◆ **The problem**
Keep only the lines of the data below that contain "Sessions", and copy them.

◆ **Data supplied**
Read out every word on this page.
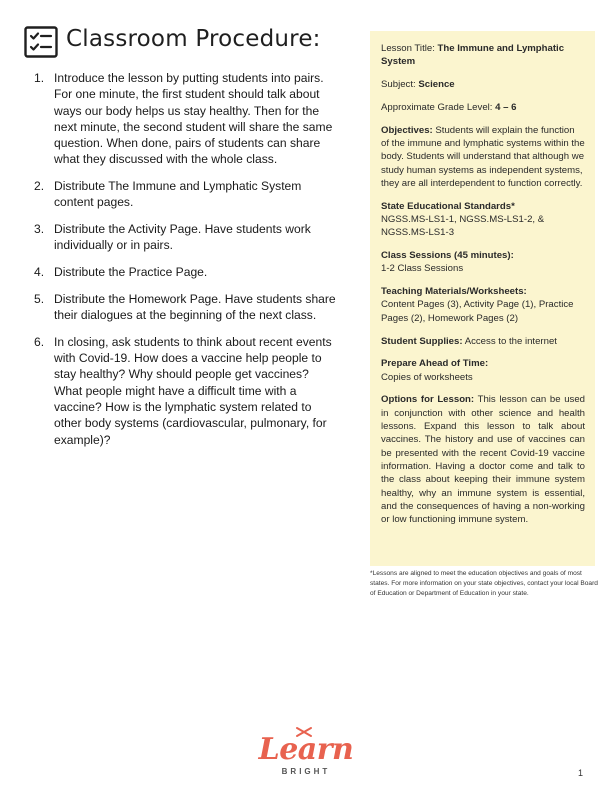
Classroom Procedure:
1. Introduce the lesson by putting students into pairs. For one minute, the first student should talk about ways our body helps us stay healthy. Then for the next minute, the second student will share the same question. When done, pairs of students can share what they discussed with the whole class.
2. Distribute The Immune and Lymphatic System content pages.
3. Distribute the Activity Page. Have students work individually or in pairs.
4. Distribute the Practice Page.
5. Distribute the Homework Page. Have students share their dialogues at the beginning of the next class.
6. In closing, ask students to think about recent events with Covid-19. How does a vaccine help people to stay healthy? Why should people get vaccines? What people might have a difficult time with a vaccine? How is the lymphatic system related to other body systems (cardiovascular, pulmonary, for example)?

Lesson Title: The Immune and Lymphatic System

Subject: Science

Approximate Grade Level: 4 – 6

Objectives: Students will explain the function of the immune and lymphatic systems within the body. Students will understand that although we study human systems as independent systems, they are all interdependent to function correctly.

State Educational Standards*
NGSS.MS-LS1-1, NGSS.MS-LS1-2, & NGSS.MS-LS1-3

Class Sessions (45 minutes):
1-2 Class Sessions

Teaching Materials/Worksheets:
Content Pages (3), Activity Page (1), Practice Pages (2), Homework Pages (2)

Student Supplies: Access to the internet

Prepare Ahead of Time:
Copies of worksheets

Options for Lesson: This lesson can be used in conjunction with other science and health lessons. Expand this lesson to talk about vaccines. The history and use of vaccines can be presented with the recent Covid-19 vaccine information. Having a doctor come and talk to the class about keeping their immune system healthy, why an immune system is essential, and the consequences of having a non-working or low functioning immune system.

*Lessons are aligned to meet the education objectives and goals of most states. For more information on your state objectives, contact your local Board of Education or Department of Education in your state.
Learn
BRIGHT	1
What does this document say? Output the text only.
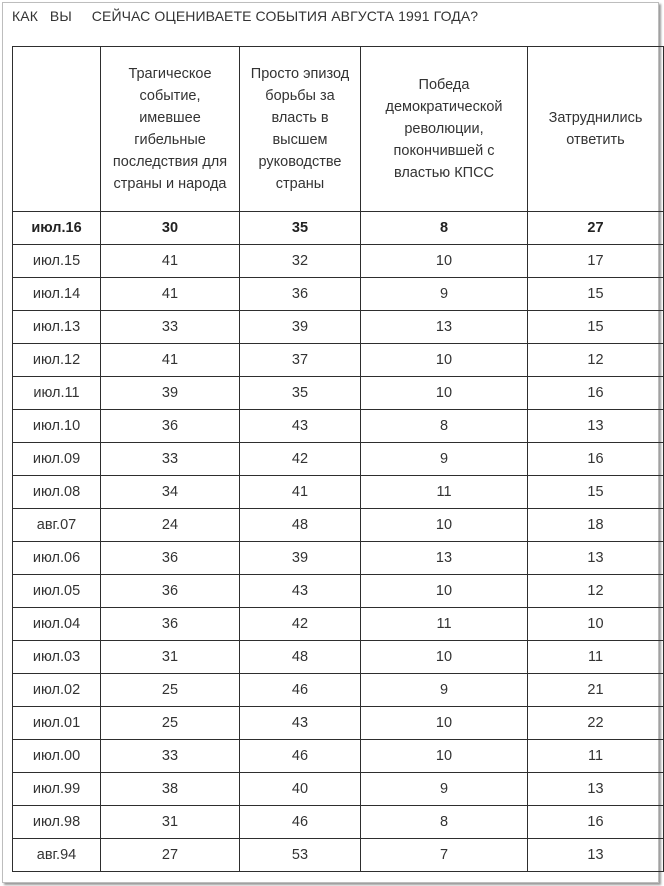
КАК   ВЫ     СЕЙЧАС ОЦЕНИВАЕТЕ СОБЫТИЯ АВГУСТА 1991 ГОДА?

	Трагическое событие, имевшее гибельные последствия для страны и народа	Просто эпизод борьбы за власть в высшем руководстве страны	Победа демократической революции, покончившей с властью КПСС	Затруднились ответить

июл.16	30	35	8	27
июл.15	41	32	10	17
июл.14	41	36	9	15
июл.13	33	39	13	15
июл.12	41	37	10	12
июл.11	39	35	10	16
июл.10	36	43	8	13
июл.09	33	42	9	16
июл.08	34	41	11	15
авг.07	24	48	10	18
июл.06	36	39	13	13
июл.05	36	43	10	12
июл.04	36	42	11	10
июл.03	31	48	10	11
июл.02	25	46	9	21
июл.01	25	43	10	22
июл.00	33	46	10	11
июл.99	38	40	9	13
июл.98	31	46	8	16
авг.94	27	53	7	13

◆ **Written response**
Class Sessions (45 minutes):
1-2 Class Sessions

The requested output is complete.